## Problem statement
Write out the entries below once more, exactly.

(Extracted data entries)
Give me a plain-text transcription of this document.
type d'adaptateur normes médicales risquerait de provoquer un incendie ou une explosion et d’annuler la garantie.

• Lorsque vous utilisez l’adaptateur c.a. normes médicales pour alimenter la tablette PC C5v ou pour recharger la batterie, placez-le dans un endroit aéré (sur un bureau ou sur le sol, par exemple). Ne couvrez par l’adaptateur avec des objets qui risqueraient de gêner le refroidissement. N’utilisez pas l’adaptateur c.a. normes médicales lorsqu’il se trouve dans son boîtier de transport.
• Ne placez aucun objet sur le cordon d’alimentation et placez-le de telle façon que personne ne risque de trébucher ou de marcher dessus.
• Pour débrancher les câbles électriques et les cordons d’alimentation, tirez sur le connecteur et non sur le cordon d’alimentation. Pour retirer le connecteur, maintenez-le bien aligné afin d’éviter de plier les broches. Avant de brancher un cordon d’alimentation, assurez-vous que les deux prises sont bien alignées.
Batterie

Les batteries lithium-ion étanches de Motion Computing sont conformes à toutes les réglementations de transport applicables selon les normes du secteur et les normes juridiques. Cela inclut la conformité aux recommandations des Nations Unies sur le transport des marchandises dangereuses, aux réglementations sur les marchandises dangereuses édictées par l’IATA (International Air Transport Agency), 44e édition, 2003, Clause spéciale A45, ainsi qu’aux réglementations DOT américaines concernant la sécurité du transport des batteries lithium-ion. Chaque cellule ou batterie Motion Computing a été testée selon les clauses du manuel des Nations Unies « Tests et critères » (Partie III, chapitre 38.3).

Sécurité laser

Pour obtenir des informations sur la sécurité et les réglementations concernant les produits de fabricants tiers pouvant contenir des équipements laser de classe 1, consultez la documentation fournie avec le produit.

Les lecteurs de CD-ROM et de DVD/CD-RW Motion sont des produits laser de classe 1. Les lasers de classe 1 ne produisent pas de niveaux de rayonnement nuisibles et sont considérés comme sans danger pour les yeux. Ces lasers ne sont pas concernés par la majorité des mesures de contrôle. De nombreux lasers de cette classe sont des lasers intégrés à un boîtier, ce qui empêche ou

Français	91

## Solution
Give me a plain-text transcription of this document.
type d'adaptateur normes médicales risquerait de provoquer un incendie ou une explosion et d’annuler la garantie.

• Lorsque vous utilisez l’adaptateur c.a. normes médicales pour alimenter la tablette PC C5v ou pour recharger la batterie, placez-le dans un endroit aéré (sur un bureau ou sur le sol, par exemple). Ne couvrez par l’adaptateur avec des objets qui risqueraient de gêner le refroidissement. N’utilisez pas l’adaptateur c.a. normes médicales lorsqu’il se trouve dans son boîtier de transport.
• Ne placez aucun objet sur le cordon d’alimentation et placez-le de telle façon que personne ne risque de trébucher ou de marcher dessus.
• Pour débrancher les câbles électriques et les cordons d’alimentation, tirez sur le connecteur et non sur le cordon d’alimentation. Pour retirer le connecteur, maintenez-le bien aligné afin d’éviter de plier les broches. Avant de brancher un cordon d’alimentation, assurez-vous que les deux prises sont bien alignées.
Batterie

Les batteries lithium-ion étanches de Motion Computing sont conformes à toutes les réglementations de transport applicables selon les normes du secteur et les normes juridiques. Cela inclut la conformité aux recommandations des Nations Unies sur le transport des marchandises dangereuses, aux réglementations sur les marchandises dangereuses édictées par l’IATA (International Air Transport Agency), 44e édition, 2003, Clause spéciale A45, ainsi qu’aux réglementations DOT américaines concernant la sécurité du transport des batteries lithium-ion. Chaque cellule ou batterie Motion Computing a été testée selon les clauses du manuel des Nations Unies « Tests et critères » (Partie III, chapitre 38.3).

Sécurité laser

Pour obtenir des informations sur la sécurité et les réglementations concernant les produits de fabricants tiers pouvant contenir des équipements laser de classe 1, consultez la documentation fournie avec le produit.

Les lecteurs de CD-ROM et de DVD/CD-RW Motion sont des produits laser de classe 1. Les lasers de classe 1 ne produisent pas de niveaux de rayonnement nuisibles et sont considérés comme sans danger pour les yeux. Ces lasers ne sont pas concernés par la majorité des mesures de contrôle. De nombreux lasers de cette classe sont des lasers intégrés à un boîtier, ce qui empêche ou

Français	91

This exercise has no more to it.